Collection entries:
***

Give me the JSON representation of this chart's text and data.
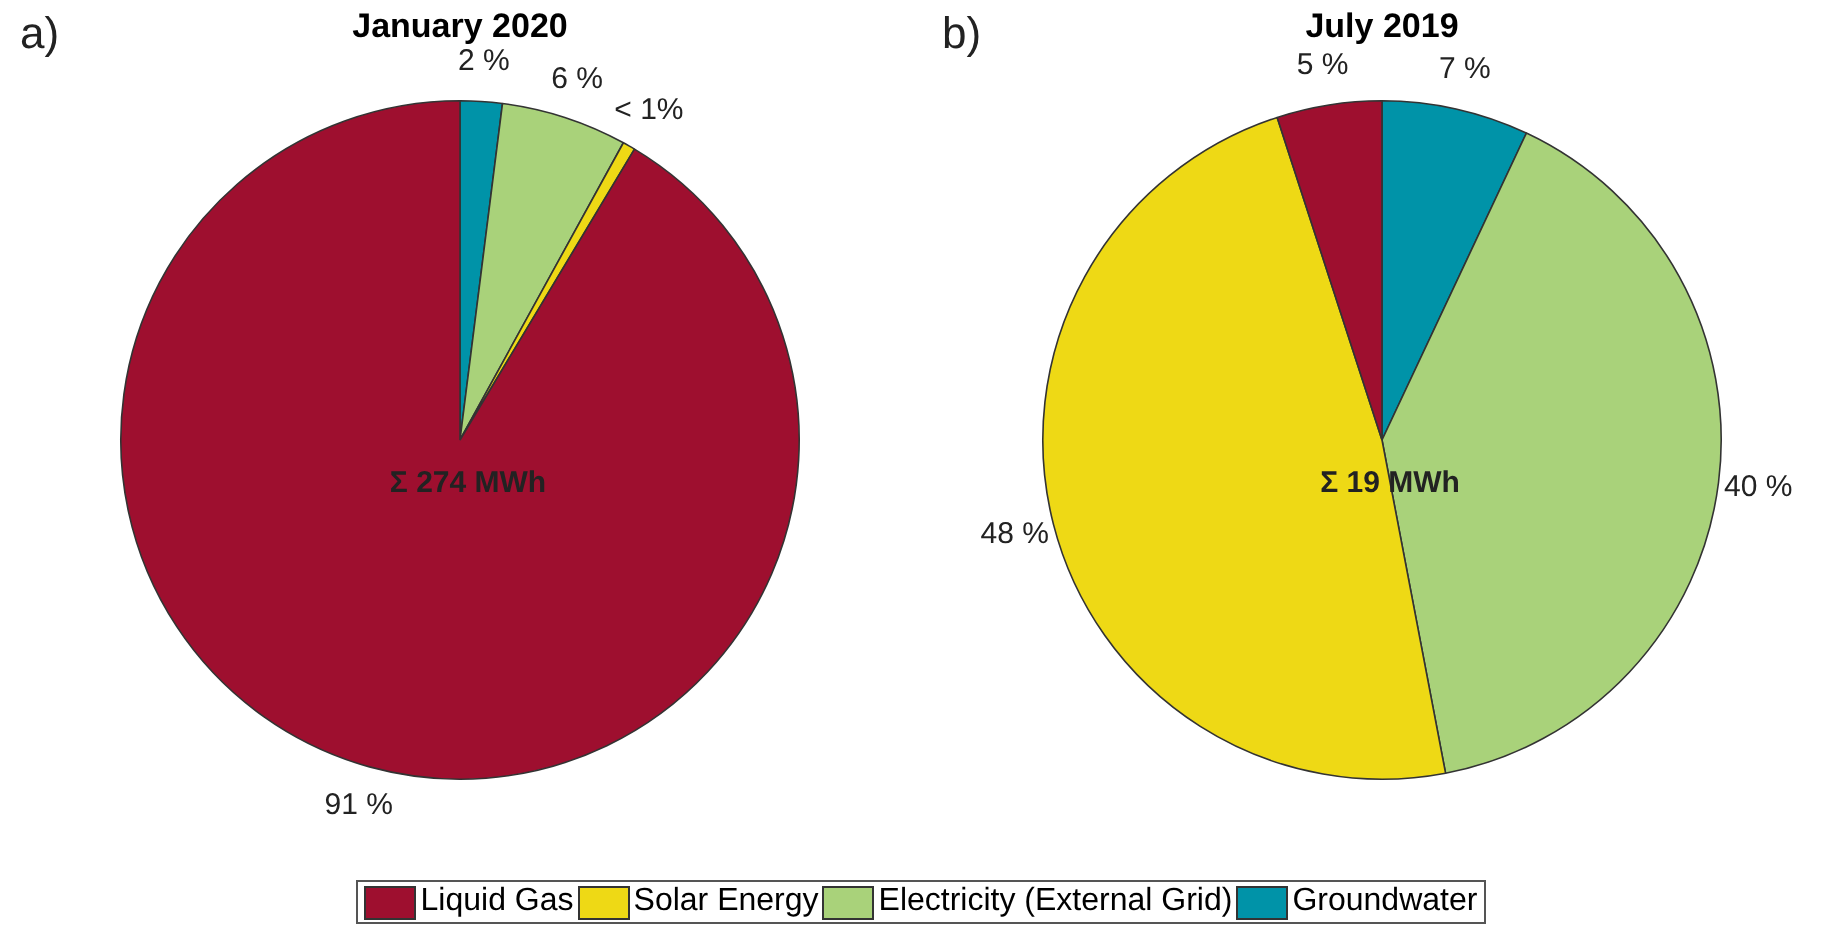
{
  "chart_data": [
    {
      "type": "pie",
      "title": "January 2020",
      "categories": [
        "Groundwater",
        "Electricity (External Grid)",
        "Solar Energy",
        "Liquid Gas"
      ],
      "values": [
        2,
        6,
        0.6,
        91.4
      ],
      "value_labels": [
        "2 %",
        "6 %",
        "< 1%",
        "91 %"
      ],
      "colors": [
        "#0093a8",
        "#a9d27a",
        "#eed915",
        "#9e0f2f"
      ],
      "annotations": [
        "a)",
        "Σ 274 MWh"
      ],
      "legend": "bottom"
    },
    {
      "type": "pie",
      "title": "July 2019",
      "categories": [
        null,
        null,
        null,
        null
      ],
      "values": [
        7,
        40,
        48,
        5
      ],
      "value_labels": [
        "7 %",
        "40 %",
        "48 %",
        "5 %"
      ],
      "colors": [
        "#0093a8",
        "#a9d27a",
        "#eed915",
        "#9e0f2f"
      ],
      "annotations": [
        "b)",
        "Σ 19 MWh"
      ]
    }
  ]
}
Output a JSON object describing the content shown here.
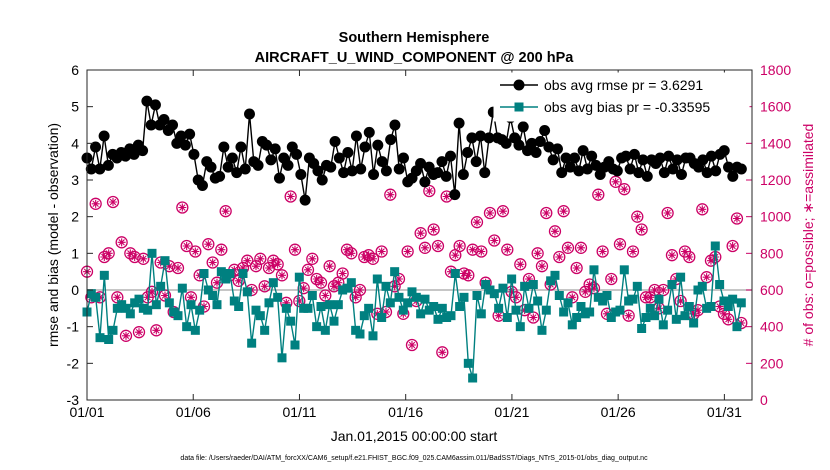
{
  "chart_data": {
    "type": "line",
    "title": "Southern Hemisphere",
    "subtitle": "AIRCRAFT_U_WIND_COMPONENT @ 200 hPa",
    "xlabel": "Jan.01,2015 00:00:00 start",
    "ylabel": "rmse and bias (model - observation)",
    "y2label": "# of obs: o=possible; ∗=assimilated",
    "footer": "data file: /Users/raeder/DAI/ATM_forcXX/CAM6_setup/f.e21.FHIST_BGC.f09_025.CAM6assim.011/BadSST/Diags_NTrS_2015-01/obs_diag_output.nc",
    "xlim": [
      0,
      31.3
    ],
    "ylim": [
      -3,
      6
    ],
    "y2lim": [
      0,
      1800
    ],
    "x_ticks": [
      0,
      5,
      10,
      15,
      20,
      25,
      30
    ],
    "x_tick_labels": [
      "01/01",
      "01/06",
      "01/11",
      "01/16",
      "01/21",
      "01/26",
      "01/31"
    ],
    "y_ticks": [
      -3,
      -2,
      -1,
      0,
      1,
      2,
      3,
      4,
      5,
      6
    ],
    "y_tick_labels": [
      "-3",
      "-2",
      "-1",
      "0",
      "1",
      "2",
      "3",
      "4",
      "5",
      "6"
    ],
    "y2_ticks": [
      0,
      200,
      400,
      600,
      800,
      1000,
      1200,
      1400,
      1600,
      1800
    ],
    "y2_tick_labels": [
      "0",
      "200",
      "400",
      "600",
      "800",
      "1000",
      "1200",
      "1400",
      "1600",
      "1800"
    ],
    "legend": {
      "placement": "top-right",
      "entries": [
        "obs avg rmse pr = 3.6291",
        "obs avg bias pr = -0.33595"
      ]
    },
    "colors": {
      "rmse": "#000000",
      "bias": "#008080",
      "obs": "#cc0066",
      "zero_line": "#b4b4b4"
    },
    "series": [
      {
        "name": "obs avg rmse pr = 3.6291",
        "axis": "left",
        "marker": "circle",
        "values": [
          3.6,
          3.3,
          3.9,
          3.3,
          4.2,
          3.4,
          3.7,
          3.6,
          3.75,
          3.65,
          3.85,
          3.7,
          3.95,
          3.8,
          5.15,
          4.5,
          5.05,
          4.5,
          4.65,
          4.35,
          4.5,
          4.0,
          4.2,
          3.95,
          4.25,
          3.7,
          3.0,
          2.85,
          3.5,
          3.35,
          3.05,
          3.1,
          3.9,
          3.35,
          3.6,
          3.2,
          3.9,
          3.3,
          4.8,
          3.5,
          3.4,
          4.05,
          3.95,
          3.55,
          3.85,
          3.05,
          3.6,
          3.4,
          3.9,
          3.7,
          3.15,
          2.45,
          3.6,
          3.45,
          3.25,
          3.0,
          3.4,
          3.35,
          4.05,
          3.6,
          3.2,
          3.75,
          3.25,
          4.2,
          3.3,
          3.9,
          4.3,
          3.15,
          3.95,
          3.5,
          3.25,
          4.1,
          4.5,
          3.3,
          3.6,
          2.95,
          3.05,
          3.25,
          3.45,
          2.95,
          3.35,
          3.15,
          3.2,
          3.5,
          3.1,
          3.65,
          2.6,
          4.55,
          3.15,
          3.75,
          4.15,
          3.5,
          4.2,
          3.2,
          4.15,
          4.85,
          4.15,
          4.1,
          4.0,
          4.7,
          4.15,
          3.95,
          4.45,
          3.8,
          4.0,
          3.75,
          4.05,
          4.35,
          3.9,
          3.55,
          3.85,
          3.2,
          3.6,
          3.35,
          3.6,
          3.25,
          3.8,
          3.3,
          3.65,
          3.4,
          3.15,
          3.35,
          3.5,
          3.3,
          3.25,
          3.6,
          3.65,
          3.3,
          3.7,
          3.2,
          3.55,
          3.1,
          3.55,
          3.45,
          3.6,
          3.2,
          3.65,
          3.3,
          3.55,
          3.15,
          3.6,
          3.6,
          3.45,
          3.35,
          3.55,
          3.2,
          3.65,
          3.25,
          3.7,
          3.8,
          3.35,
          3.1,
          3.35,
          3.3
        ]
      },
      {
        "name": "obs avg bias pr = -0.33595",
        "axis": "left",
        "marker": "square",
        "values": [
          -0.6,
          -0.1,
          -0.2,
          -1.3,
          0.4,
          -1.35,
          -1.1,
          -0.5,
          -0.4,
          -0.5,
          -0.65,
          -0.35,
          -0.25,
          -0.5,
          -0.55,
          1.0,
          -0.4,
          0.1,
          0.8,
          -0.35,
          -0.6,
          -0.7,
          0.05,
          -1.0,
          -0.4,
          -1.1,
          -0.55,
          0.45,
          0.0,
          -0.15,
          -0.4,
          0.5,
          0.3,
          0.45,
          -0.3,
          -0.45,
          0.45,
          -0.05,
          -1.45,
          -0.55,
          -0.7,
          -1.1,
          -0.35,
          0.2,
          -0.2,
          -1.85,
          -0.5,
          -0.85,
          -1.5,
          0.35,
          -0.5,
          -0.5,
          -0.15,
          -1.0,
          -0.45,
          -1.1,
          -0.4,
          -0.85,
          -0.4,
          0.0,
          0.05,
          0.2,
          -1.1,
          -1.2,
          -0.7,
          -0.5,
          -1.25,
          0.3,
          -0.75,
          0.1,
          -0.35,
          0.5,
          -0.2,
          -0.55,
          -0.35,
          -0.05,
          -0.2,
          -0.65,
          -0.25,
          -0.55,
          -0.45,
          -0.8,
          -0.5,
          -0.75,
          -0.7,
          0.45,
          -0.45,
          -0.2,
          -2.0,
          -2.4,
          -0.15,
          -0.65,
          0.15,
          0.0,
          -0.1,
          -0.5,
          0.05,
          -0.75,
          0.3,
          -0.55,
          -1.0,
          0.1,
          -0.5,
          0.15,
          -0.3,
          -1.1,
          -0.55,
          0.25,
          0.4,
          -0.15,
          -0.6,
          -0.35,
          -0.95,
          -0.75,
          -0.45,
          -0.65,
          -0.6,
          0.55,
          -0.2,
          -0.3,
          -0.15,
          -0.75,
          -0.6,
          -0.55,
          0.55,
          -0.3,
          -0.25,
          0.1,
          -1.05,
          -0.75,
          -0.5,
          -0.7,
          -0.25,
          -0.95,
          -0.55,
          0.15,
          -0.8,
          0.35,
          -0.7,
          -0.45,
          -0.9,
          0.0,
          0.1,
          -0.5,
          -0.45,
          1.2,
          0.15,
          -0.3,
          -0.45,
          -0.25,
          -1.0,
          -0.35
        ]
      },
      {
        "name": "obs possible",
        "axis": "right",
        "marker": "circle-open",
        "values": [
          700,
          560,
          1070,
          560,
          780,
          800,
          1080,
          560,
          860,
          350,
          800,
          780,
          370,
          770,
          560,
          590,
          380,
          750,
          570,
          730,
          480,
          720,
          1050,
          840,
          560,
          810,
          680,
          510,
          850,
          750,
          640,
          820,
          1030,
          680,
          710,
          650,
          720,
          760,
          600,
          730,
          770,
          620,
          720,
          760,
          740,
          680,
          530,
          1110,
          820,
          540,
          610,
          710,
          770,
          660,
          640,
          570,
          730,
          620,
          640,
          690,
          820,
          800,
          560,
          600,
          780,
          790,
          770,
          470,
          810,
          480,
          1120,
          620,
          660,
          470,
          810,
          300,
          540,
          910,
          830,
          1140,
          930,
          840,
          260,
          1110,
          700,
          790,
          840,
          690,
          680,
          820,
          970,
          810,
          640,
          1020,
          870,
          460,
          1030,
          820,
          590,
          560,
          740,
          490,
          660,
          450,
          800,
          730,
          1020,
          630,
          920,
          780,
          1030,
          830,
          560,
          720,
          830,
          590,
          630,
          610,
          1120,
          810,
          470,
          660,
          1190,
          850,
          1150,
          460,
          810,
          1000,
          930,
          560,
          560,
          600,
          500,
          600,
          1020,
          790,
          660,
          540,
          810,
          780,
          470,
          490,
          1040,
          670,
          760,
          780,
          510,
          470,
          440,
          840,
          990,
          420
        ]
      },
      {
        "name": "obs assimilated",
        "axis": "right",
        "marker": "asterisk",
        "values": [
          700,
          560,
          1070,
          560,
          780,
          800,
          1080,
          560,
          860,
          350,
          800,
          780,
          370,
          770,
          560,
          590,
          380,
          750,
          570,
          730,
          480,
          720,
          1050,
          840,
          560,
          810,
          680,
          510,
          850,
          750,
          640,
          820,
          1030,
          680,
          710,
          650,
          720,
          760,
          600,
          730,
          770,
          620,
          720,
          760,
          740,
          680,
          530,
          1110,
          820,
          540,
          610,
          710,
          770,
          660,
          640,
          570,
          730,
          620,
          640,
          690,
          820,
          800,
          560,
          600,
          780,
          790,
          770,
          470,
          810,
          480,
          1120,
          620,
          660,
          470,
          810,
          300,
          540,
          910,
          830,
          1140,
          930,
          840,
          260,
          1110,
          700,
          790,
          840,
          690,
          680,
          820,
          970,
          810,
          640,
          1020,
          870,
          460,
          1030,
          820,
          590,
          560,
          740,
          490,
          660,
          450,
          800,
          730,
          1020,
          630,
          920,
          780,
          1030,
          830,
          560,
          720,
          830,
          590,
          630,
          610,
          1120,
          810,
          470,
          660,
          1190,
          850,
          1150,
          460,
          810,
          1000,
          930,
          560,
          560,
          600,
          500,
          600,
          1020,
          790,
          660,
          540,
          810,
          780,
          470,
          490,
          1040,
          670,
          760,
          780,
          510,
          470,
          440,
          840,
          990,
          420
        ]
      }
    ]
  }
}
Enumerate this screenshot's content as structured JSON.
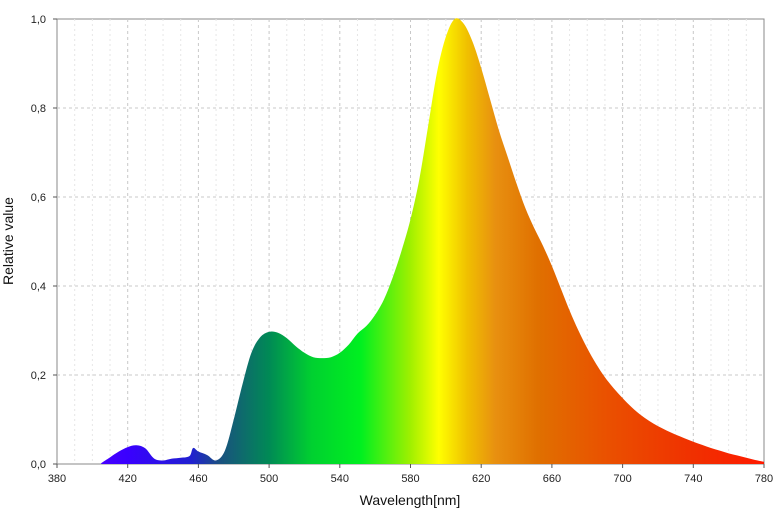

***

Lines containing the string "name" are to be selected and copied.

        "name": "obs avg rmse pr = 3.6291",
        "name": "obs avg bias pr = -0.33595",
        "name": "obs possible",
        "name": "obs assimilated",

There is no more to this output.